INSTRUCTIONS TO FOLLOW: Please quote only the lines that start at the one with "Serialize everything readable" and go on to the last line of the data, both ends kept.

— START OF EXCERPTED RECORDS —

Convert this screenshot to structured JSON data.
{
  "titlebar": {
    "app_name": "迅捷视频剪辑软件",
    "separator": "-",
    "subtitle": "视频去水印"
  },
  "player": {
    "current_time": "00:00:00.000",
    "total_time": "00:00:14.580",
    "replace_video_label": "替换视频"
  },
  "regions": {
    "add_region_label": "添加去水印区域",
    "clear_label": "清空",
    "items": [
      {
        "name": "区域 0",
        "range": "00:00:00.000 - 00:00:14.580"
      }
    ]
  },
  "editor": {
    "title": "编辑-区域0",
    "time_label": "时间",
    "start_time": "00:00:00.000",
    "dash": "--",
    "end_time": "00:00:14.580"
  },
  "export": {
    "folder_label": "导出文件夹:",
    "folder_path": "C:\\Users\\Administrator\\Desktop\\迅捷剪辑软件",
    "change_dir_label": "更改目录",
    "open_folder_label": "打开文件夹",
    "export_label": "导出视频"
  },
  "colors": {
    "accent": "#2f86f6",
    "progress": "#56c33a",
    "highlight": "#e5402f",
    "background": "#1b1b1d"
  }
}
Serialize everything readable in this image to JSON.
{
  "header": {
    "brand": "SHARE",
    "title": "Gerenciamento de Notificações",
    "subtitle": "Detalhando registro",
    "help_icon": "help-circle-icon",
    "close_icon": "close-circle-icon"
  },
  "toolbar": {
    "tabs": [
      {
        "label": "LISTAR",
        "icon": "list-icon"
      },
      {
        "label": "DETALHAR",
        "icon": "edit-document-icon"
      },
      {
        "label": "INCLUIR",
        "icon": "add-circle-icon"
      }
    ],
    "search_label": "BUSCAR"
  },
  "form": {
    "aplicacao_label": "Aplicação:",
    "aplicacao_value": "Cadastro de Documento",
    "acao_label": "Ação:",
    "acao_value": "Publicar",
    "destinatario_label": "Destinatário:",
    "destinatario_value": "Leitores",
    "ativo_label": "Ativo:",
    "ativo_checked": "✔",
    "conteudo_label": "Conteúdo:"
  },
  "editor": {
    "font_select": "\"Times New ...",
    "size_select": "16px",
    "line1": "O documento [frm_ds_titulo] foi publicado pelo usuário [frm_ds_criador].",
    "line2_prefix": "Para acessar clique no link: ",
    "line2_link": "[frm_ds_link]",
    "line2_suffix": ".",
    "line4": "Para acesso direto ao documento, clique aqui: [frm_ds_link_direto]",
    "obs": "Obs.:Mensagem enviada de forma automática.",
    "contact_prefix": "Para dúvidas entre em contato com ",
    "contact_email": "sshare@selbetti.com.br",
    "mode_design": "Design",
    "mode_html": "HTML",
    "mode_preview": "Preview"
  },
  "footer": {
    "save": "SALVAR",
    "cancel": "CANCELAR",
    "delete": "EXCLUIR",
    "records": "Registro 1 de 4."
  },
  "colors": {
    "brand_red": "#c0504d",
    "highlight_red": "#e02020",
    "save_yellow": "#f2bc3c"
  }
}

— END OF EXCERPTED RECORDS —

ANSWER TO THE EXERCISE:
Serialize everything readable in this image to JSON.
{
  "header": {
    "brand": "SHARE",
    "title": "Gerenciamento de Notificações",
    "subtitle": "Detalhando registro",
    "help_icon": "help-circle-icon",
    "close_icon": "close-circle-icon"
  },
  "toolbar": {
    "tabs": [
      {
        "label": "LISTAR",
        "icon": "list-icon"
      },
      {
        "label": "DETALHAR",
        "icon": "edit-document-icon"
      },
      {
        "label": "INCLUIR",
        "icon": "add-circle-icon"
      }
    ],
    "search_label": "BUSCAR"
  },
  "form": {
    "aplicacao_label": "Aplicação:",
    "aplicacao_value": "Cadastro de Documento",
    "acao_label": "Ação:",
    "acao_value": "Publicar",
    "destinatario_label": "Destinatário:",
    "destinatario_value": "Leitores",
    "ativo_label": "Ativo:",
    "ativo_checked": "✔",
    "conteudo_label": "Conteúdo:"
  },
  "editor": {
    "font_select": "\"Times New ...",
    "size_select": "16px",
    "line1": "O documento [frm_ds_titulo] foi publicado pelo usuário [frm_ds_criador].",
    "line2_prefix": "Para acessar clique no link: ",
    "line2_link": "[frm_ds_link]",
    "line2_suffix": ".",
    "line4": "Para acesso direto ao documento, clique aqui: [frm_ds_link_direto]",
    "obs": "Obs.:Mensagem enviada de forma automática.",
    "contact_prefix": "Para dúvidas entre em contato com ",
    "contact_email": "sshare@selbetti.com.br",
    "mode_design": "Design",
    "mode_html": "HTML",
    "mode_preview": "Preview"
  },
  "footer": {
    "save": "SALVAR",
    "cancel": "CANCELAR",
    "delete": "EXCLUIR",
    "records": "Registro 1 de 4."
  },
  "colors": {
    "brand_red": "#c0504d",
    "highlight_red": "#e02020",
    "save_yellow": "#f2bc3c"
  }
}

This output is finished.